▶ _EXERCISE INPUTS_

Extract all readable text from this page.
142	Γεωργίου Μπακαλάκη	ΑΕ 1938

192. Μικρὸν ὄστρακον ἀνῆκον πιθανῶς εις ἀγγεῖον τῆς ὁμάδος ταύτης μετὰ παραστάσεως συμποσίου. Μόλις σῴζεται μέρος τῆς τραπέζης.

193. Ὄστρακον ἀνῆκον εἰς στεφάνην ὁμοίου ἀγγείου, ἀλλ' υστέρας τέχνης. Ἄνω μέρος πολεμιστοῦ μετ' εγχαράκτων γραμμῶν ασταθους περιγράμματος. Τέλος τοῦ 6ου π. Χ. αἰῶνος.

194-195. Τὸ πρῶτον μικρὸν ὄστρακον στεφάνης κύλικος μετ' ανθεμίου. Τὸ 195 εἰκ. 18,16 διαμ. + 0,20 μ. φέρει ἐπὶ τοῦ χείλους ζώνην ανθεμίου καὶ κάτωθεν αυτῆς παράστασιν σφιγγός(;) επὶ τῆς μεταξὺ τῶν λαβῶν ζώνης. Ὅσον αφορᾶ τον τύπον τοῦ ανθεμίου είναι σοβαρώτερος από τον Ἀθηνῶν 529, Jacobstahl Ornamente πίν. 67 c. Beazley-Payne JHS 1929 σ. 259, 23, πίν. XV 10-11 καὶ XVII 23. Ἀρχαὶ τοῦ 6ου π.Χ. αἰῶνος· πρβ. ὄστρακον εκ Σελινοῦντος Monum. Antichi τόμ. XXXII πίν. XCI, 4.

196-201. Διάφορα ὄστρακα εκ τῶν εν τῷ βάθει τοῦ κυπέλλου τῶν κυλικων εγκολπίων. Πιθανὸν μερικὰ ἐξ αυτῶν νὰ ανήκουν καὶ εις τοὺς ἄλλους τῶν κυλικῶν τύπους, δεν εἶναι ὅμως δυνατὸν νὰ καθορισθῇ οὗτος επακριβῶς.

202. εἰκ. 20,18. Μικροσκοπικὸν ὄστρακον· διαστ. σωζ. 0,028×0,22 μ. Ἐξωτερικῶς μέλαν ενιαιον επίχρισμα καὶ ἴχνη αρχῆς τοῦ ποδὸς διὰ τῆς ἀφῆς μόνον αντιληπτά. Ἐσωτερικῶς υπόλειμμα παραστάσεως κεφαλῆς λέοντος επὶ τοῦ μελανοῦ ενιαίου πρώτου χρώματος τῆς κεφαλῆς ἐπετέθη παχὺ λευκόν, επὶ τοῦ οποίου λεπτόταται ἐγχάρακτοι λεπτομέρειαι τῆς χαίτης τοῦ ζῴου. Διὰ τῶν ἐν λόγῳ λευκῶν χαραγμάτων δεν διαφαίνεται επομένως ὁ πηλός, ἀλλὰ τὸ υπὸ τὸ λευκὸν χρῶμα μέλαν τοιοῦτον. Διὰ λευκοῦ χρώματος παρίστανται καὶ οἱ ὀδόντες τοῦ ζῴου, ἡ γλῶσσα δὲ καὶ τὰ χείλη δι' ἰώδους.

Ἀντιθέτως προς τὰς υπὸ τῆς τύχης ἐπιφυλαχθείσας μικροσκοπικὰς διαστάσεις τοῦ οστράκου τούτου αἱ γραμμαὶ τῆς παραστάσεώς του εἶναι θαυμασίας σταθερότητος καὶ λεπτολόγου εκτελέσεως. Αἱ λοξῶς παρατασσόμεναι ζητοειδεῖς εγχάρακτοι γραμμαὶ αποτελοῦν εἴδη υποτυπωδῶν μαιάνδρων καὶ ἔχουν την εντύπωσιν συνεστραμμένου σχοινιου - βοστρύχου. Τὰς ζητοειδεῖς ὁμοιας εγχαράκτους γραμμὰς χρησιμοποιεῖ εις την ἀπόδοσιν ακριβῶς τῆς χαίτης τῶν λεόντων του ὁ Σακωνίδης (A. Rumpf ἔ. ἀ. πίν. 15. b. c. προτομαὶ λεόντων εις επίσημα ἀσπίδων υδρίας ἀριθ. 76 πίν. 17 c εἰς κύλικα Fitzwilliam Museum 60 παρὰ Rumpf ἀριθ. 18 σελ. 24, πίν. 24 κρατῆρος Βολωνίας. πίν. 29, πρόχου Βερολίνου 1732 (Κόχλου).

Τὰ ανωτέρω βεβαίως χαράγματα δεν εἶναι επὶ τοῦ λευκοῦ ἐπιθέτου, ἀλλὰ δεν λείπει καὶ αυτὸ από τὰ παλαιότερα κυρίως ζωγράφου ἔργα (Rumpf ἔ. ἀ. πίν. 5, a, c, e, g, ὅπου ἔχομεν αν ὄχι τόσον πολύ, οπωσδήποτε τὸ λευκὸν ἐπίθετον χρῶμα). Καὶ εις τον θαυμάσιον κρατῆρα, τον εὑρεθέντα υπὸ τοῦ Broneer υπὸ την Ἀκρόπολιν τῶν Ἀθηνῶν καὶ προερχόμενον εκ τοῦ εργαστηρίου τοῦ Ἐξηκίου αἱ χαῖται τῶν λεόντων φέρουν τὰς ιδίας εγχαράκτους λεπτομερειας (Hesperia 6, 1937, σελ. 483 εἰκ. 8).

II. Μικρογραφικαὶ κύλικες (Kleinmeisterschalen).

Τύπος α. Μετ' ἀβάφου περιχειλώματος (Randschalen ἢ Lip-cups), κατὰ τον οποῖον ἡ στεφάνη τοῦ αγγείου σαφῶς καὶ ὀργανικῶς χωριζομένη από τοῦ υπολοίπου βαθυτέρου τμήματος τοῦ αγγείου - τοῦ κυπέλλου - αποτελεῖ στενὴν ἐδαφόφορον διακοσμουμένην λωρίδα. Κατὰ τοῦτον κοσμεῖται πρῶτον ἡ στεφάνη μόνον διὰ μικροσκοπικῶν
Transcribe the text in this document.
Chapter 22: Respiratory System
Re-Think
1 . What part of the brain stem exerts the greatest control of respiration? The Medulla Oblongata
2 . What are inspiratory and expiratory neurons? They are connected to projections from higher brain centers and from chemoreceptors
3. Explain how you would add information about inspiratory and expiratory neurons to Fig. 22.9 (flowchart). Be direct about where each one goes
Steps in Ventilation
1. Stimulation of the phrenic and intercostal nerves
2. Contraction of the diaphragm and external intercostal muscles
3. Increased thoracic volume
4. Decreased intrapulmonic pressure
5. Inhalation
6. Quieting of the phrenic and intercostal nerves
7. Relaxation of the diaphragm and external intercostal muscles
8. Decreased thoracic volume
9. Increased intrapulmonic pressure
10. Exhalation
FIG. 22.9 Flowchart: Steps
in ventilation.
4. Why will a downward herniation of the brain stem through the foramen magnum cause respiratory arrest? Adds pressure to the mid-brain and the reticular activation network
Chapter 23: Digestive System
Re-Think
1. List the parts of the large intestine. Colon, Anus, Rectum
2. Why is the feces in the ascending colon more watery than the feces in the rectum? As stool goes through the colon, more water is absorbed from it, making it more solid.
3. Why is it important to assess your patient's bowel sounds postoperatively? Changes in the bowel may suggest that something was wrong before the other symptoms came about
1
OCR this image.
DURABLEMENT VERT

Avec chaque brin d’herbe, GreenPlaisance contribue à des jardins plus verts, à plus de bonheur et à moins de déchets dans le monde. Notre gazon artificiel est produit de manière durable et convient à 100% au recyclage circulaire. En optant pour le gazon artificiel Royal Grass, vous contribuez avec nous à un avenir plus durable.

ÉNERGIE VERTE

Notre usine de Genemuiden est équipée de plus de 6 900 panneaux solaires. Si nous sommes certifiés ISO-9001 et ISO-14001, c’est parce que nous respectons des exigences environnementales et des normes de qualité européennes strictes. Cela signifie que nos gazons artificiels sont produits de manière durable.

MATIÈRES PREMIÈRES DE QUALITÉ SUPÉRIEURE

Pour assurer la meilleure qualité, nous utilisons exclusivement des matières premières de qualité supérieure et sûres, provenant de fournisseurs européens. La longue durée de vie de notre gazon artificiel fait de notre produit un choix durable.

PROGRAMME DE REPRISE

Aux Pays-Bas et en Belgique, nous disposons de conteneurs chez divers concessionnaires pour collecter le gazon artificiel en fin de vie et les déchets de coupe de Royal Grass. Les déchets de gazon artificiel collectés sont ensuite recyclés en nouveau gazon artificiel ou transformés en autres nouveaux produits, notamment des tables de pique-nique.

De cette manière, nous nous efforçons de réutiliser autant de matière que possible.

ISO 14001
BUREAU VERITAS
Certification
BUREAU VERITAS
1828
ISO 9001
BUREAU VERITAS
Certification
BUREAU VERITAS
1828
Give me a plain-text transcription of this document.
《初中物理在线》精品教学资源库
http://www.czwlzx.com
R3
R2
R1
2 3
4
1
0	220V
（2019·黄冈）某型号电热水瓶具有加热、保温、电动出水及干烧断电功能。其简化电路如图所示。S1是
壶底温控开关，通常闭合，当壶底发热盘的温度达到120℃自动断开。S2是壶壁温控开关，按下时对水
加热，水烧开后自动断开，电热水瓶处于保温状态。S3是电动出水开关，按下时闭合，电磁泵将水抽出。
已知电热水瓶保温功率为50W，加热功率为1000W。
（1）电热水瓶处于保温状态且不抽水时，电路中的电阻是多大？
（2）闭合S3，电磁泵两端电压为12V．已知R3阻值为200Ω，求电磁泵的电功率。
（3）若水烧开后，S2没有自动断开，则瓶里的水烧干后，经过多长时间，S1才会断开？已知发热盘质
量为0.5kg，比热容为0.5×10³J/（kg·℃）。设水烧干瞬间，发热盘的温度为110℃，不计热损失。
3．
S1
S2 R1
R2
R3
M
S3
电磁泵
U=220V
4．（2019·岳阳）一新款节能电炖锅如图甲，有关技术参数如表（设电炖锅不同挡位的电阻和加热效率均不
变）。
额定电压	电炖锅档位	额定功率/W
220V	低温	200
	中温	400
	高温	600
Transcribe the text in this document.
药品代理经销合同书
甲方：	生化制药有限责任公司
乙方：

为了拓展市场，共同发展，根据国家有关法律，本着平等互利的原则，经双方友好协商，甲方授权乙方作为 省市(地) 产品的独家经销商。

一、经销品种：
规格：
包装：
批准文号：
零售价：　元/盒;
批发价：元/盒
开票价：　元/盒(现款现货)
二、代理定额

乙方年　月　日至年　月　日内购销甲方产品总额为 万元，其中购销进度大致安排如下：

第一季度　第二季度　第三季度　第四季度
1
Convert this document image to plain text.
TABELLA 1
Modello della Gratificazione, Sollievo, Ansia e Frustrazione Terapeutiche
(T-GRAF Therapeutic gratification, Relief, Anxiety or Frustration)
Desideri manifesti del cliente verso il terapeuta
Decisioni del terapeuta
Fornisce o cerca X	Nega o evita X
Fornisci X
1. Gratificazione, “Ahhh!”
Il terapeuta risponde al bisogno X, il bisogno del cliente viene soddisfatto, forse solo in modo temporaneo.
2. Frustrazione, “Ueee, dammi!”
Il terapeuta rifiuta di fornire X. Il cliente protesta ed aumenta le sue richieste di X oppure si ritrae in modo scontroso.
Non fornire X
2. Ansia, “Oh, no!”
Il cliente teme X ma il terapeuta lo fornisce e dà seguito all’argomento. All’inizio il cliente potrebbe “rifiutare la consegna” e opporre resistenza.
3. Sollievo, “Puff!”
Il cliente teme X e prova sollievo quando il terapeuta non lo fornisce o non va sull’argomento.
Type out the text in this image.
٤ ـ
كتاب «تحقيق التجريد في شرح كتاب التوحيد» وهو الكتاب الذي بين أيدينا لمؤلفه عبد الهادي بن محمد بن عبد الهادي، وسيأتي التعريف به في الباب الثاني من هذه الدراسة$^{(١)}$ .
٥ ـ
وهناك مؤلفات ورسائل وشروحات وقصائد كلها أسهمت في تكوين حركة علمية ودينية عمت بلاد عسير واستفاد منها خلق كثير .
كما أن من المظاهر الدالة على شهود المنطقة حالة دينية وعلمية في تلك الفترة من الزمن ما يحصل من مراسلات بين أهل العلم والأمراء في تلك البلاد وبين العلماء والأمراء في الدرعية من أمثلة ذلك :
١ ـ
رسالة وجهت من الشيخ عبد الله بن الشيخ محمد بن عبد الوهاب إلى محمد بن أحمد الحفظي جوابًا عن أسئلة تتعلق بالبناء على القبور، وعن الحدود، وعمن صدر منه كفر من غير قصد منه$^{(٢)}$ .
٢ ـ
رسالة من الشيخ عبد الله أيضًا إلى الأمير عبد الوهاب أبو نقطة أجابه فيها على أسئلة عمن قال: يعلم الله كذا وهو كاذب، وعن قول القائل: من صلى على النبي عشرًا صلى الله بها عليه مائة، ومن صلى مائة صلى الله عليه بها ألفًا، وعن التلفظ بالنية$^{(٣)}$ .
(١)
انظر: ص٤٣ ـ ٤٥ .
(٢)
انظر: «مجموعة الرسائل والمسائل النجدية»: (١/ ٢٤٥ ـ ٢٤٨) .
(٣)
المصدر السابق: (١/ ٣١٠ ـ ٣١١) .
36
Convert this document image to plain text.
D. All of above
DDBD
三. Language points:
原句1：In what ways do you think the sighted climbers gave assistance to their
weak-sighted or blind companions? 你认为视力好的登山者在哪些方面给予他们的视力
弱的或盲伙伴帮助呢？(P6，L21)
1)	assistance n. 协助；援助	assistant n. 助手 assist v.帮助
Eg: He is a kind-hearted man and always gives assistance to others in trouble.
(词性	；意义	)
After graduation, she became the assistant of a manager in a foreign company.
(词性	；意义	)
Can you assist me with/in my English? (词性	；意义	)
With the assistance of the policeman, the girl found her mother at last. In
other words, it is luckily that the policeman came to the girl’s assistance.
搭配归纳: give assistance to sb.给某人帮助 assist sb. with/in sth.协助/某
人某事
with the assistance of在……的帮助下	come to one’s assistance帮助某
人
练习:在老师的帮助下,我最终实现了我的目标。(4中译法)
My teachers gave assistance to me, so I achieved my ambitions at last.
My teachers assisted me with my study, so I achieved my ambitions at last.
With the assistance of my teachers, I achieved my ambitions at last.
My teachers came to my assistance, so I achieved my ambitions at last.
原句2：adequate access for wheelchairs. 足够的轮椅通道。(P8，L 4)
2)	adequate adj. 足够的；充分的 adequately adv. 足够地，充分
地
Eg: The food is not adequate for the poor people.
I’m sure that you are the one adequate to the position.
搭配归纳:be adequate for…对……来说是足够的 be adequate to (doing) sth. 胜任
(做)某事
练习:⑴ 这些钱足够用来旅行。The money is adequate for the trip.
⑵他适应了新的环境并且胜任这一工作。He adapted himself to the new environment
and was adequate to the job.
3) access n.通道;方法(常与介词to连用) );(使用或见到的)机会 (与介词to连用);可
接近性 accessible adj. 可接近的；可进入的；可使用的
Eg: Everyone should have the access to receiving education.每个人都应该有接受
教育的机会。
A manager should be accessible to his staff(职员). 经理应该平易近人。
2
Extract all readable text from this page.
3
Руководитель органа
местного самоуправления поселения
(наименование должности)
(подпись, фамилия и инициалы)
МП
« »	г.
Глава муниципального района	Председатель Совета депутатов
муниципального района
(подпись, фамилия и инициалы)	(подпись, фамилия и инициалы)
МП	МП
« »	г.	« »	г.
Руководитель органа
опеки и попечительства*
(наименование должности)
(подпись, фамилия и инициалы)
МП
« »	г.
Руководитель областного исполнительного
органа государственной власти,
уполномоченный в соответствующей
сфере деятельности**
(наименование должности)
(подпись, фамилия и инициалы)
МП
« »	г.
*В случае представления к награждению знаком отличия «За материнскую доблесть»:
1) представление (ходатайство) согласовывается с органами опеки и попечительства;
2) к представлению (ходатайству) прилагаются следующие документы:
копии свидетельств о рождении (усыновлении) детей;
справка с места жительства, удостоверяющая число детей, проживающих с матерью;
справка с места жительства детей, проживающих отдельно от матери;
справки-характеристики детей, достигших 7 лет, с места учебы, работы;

▶ _AIM_
Filter out every line that lacks the word "муниципального", and copy the rest.

▶ _SOLUTION FOR THIS EXERCISE_
Глава муниципального района	Председатель Совета депутатов
муниципального района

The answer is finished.